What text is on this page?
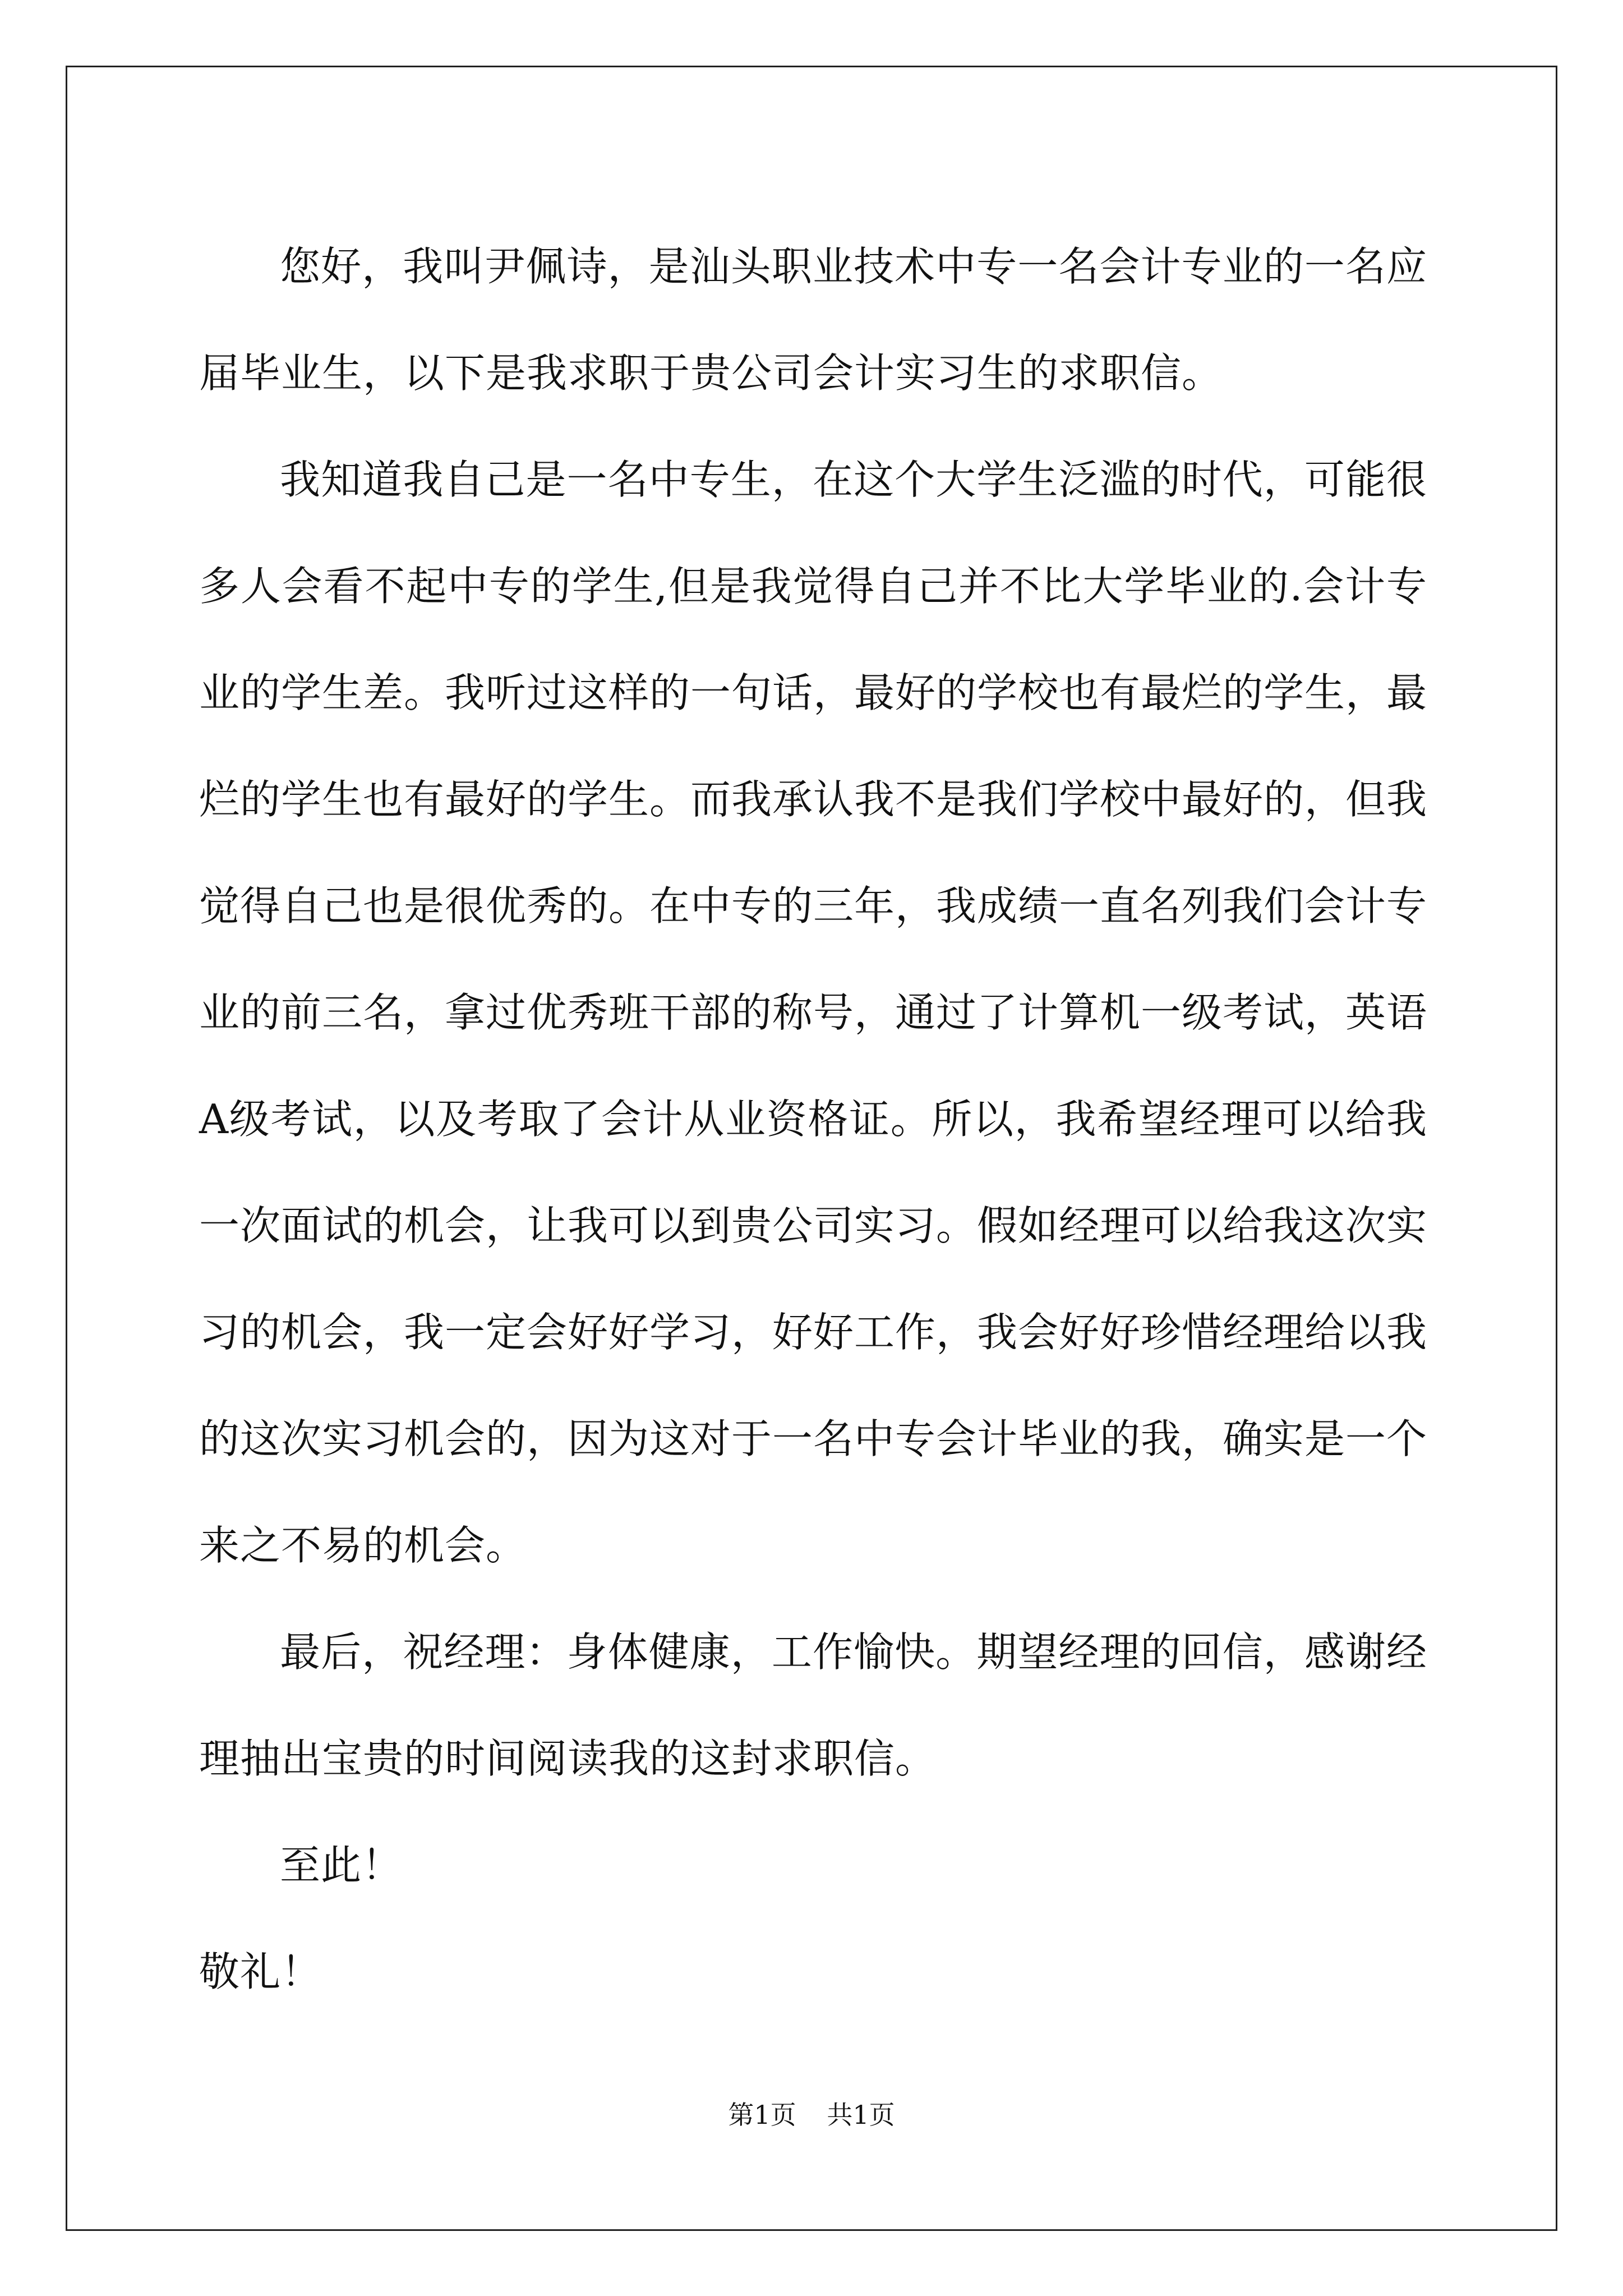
您好，我叫尹佩诗，是汕头职业技术中专一名会计专业的一名应届毕业生，以下是我求职于贵公司会计实习生的求职信。

我知道我自己是一名中专生，在这个大学生泛滥的时代，可能很多人会看不起中专的学生,但是我觉得自己并不比大学毕业的.会计专业的学生差。我听过这样的一句话，最好的学校也有最烂的学生，最烂的学生也有最好的学生。而我承认我不是我们学校中最好的，但我觉得自己也是很优秀的。在中专的三年，我成绩一直名列我们会计专业的前三名，拿过优秀班干部的称号，通过了计算机一级考试，英语A级考试，以及考取了会计从业资格证。所以，我希望经理可以给我一次面试的机会，让我可以到贵公司实习。假如经理可以给我这次实习的机会，我一定会好好学习，好好工作，我会好好珍惜经理给以我的这次实习机会的，因为这对于一名中专会计毕业的我，确实是一个来之不易的机会。

最后，祝经理：身体健康，工作愉快。期望经理的回信，感谢经理抽出宝贵的时间阅读我的这封求职信。

至此！

敬礼！

第1页 共1页
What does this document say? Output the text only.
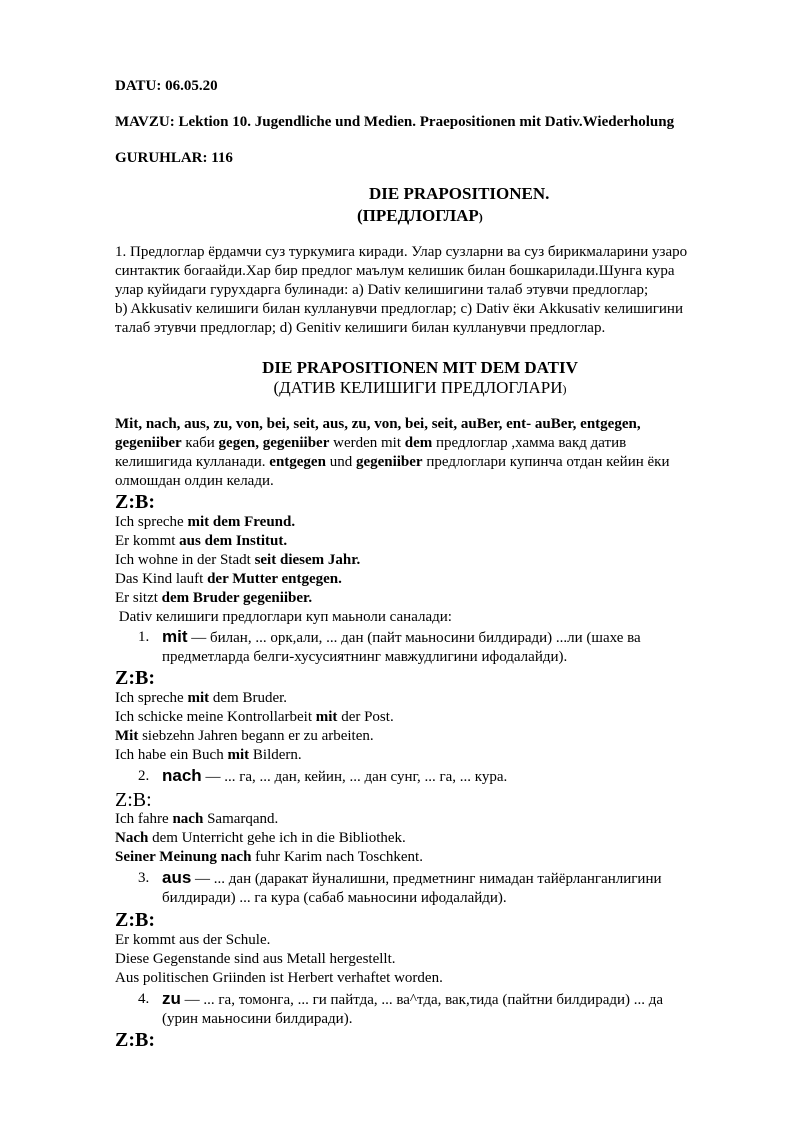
DATU: 06.05.20
MAVZU: Lektion 10. Jugendliche und Medien. Praepositionen mit Dativ.Wiederholung
GURUHLAR: 116
DIE PRAPOSITIONEN.
(ПРЕДЛОГЛАР)
1. Предлоглар ёрдамчи суз туркумига киради. Улар сузларни ва суз бирикмаларини узаро
синтактик богаайди.Хар бир предлог маълум келишик билан бошкарилади.Шунга кура
улар куйидаги гурухдарга булинади: a) Dativ келишигини талаб этувчи предлоглар;
b) Akkusativ келишиги билан кулланувчи предлоглар; c) Dativ ёки Akkusativ келишигини
талаб этувчи предлоглар; d) Genitiv келишиги билан кулланувчи предлоглар.
DIE PRAPOSITIONEN MIT DEM DATIV
(ДАТИВ КЕЛИШИГИ ПРЕДЛОГЛАРИ)
Mit, nach, aus, zu, von, bei, seit, aus, zu, von, bei, seit, auBer, ent- auBer, entgegen,
gegeniiber каби gegen, gegeniiber werden mit dem предлоглар ,хамма вакд датив
келишигида кулланади. entgegen und gegeniiber предлоглари купинча отдан кейин ёки
олмошдан олдин келади.
Z:B:
Ich spreche mit dem Freund.
Er kommt aus dem Institut.
Ich wohne in der Stadt seit diesem Jahr.
Das Kind lauft der Mutter entgegen.
Er sitzt dem Bruder gegeniiber.
Dativ келишиги предлоглари куп маьноли саналади:
1. mit — билан, ... орк,али, ... дан (пайт маьносини билдиради) ...ли (шахе ва
предметларда белги-хусусиятнинг мавжудлигини ифодалайди).
Z:B:
Ich spreche mit dem Bruder.
Ich schicke meine Kontrollarbeit mit der Post.
Mit siebzehn Jahren begann er zu arbeiten.
Ich habe ein Buch mit Bildern.
2. nach — ... га, ... дан, кейин, ... дан сунг, ... га, ... кура.
Z:B:
Ich fahre nach Samarqand.
Nach dem Unterricht gehe ich in die Bibliothek.
Seiner Meinung nach fuhr Karim nach Toschkent.
3. aus — ... дан (даракат йуналишни, предметнинг нимадан тайёрланганлигини
билдиради) ... га кура (сабаб маьносини ифодалайди).
Z:B:
Er kommt aus der Schule.
Diese Gegenstande sind aus Metall hergestellt.
Aus politischen Griinden ist Herbert verhaftet worden.
4. zu — ... га, томонга, ... ги пайтда, ... ва^тда, вак,тида (пайтни билдиради) ... да
(урин маьносини билдиради).
Z:B:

++++++++++

# [WHAT THIS TASK INVOLVES]
Copy the data word for word. Pictures do not go in the copy.

# [EXERCISE RESULT]
What text is on this page?
您好，我叫尹佩诗，是汕头职业技术中专一名会计专业的一名应届毕业生，以下是我求职于贵公司会计实习生的求职信。

我知道我自己是一名中专生，在这个大学生泛滥的时代，可能很多人会看不起中专的学生,但是我觉得自己并不比大学毕业的.会计专业的学生差。我听过这样的一句话，最好的学校也有最烂的学生，最烂的学生也有最好的学生。而我承认我不是我们学校中最好的，但我觉得自己也是很优秀的。在中专的三年，我成绩一直名列我们会计专业的前三名，拿过优秀班干部的称号，通过了计算机一级考试，英语A级考试，以及考取了会计从业资格证。所以，我希望经理可以给我一次面试的机会，让我可以到贵公司实习。假如经理可以给我这次实习的机会，我一定会好好学习，好好工作，我会好好珍惜经理给以我的这次实习机会的，因为这对于一名中专会计毕业的我，确实是一个来之不易的机会。

最后，祝经理：身体健康，工作愉快。期望经理的回信，感谢经理抽出宝贵的时间阅读我的这封求职信。

至此！

敬礼！

第1页 共1页
What does this document say? Output the text only.
DATU: 06.05.20
MAVZU: Lektion 10. Jugendliche und Medien. Praepositionen mit Dativ.Wiederholung
GURUHLAR: 116
DIE PRAPOSITIONEN.
(ПРЕДЛОГЛАР)
1. Предлоглар ёрдамчи суз туркумига киради. Улар сузларни ва суз бирикмаларини узаро
синтактик богаайди.Хар бир предлог маълум келишик билан бошкарилади.Шунга кура
улар куйидаги гурухдарга булинади: a) Dativ келишигини талаб этувчи предлоглар;
b) Akkusativ келишиги билан кулланувчи предлоглар; c) Dativ ёки Akkusativ келишигини
талаб этувчи предлоглар; d) Genitiv келишиги билан кулланувчи предлоглар.
DIE PRAPOSITIONEN MIT DEM DATIV
(ДАТИВ КЕЛИШИГИ ПРЕДЛОГЛАРИ)
Mit, nach, aus, zu, von, bei, seit, aus, zu, von, bei, seit, auBer, ent- auBer, entgegen,
gegeniiber каби gegen, gegeniiber werden mit dem предлоглар ,хамма вакд датив
келишигида кулланади. entgegen und gegeniiber предлоглари купинча отдан кейин ёки
олмошдан олдин келади.
Z:B:
Ich spreche mit dem Freund.
Er kommt aus dem Institut.
Ich wohne in der Stadt seit diesem Jahr.
Das Kind lauft der Mutter entgegen.
Er sitzt dem Bruder gegeniiber.
Dativ келишиги предлоглари куп маьноли саналади:
1. mit — билан, ... орк,али, ... дан (пайт маьносини билдиради) ...ли (шахе ва
предметларда белги-хусусиятнинг мавжудлигини ифодалайди).
Z:B:
Ich spreche mit dem Bruder.
Ich schicke meine Kontrollarbeit mit der Post.
Mit siebzehn Jahren begann er zu arbeiten.
Ich habe ein Buch mit Bildern.
2. nach — ... га, ... дан, кейин, ... дан сунг, ... га, ... кура.
Z:B:
Ich fahre nach Samarqand.
Nach dem Unterricht gehe ich in die Bibliothek.
Seiner Meinung nach fuhr Karim nach Toschkent.
3. aus — ... дан (даракат йуналишни, предметнинг нимадан тайёрланганлигини
билдиради) ... га кура (сабаб маьносини ифодалайди).
Z:B:
Er kommt aus der Schule.
Diese Gegenstande sind aus Metall hergestellt.
Aus politischen Griinden ist Herbert verhaftet worden.
4. zu — ... га, томонга, ... ги пайтда, ... ва^тда, вак,тида (пайтни билдиради) ... да
(урин маьносини билдиради).
Z:B:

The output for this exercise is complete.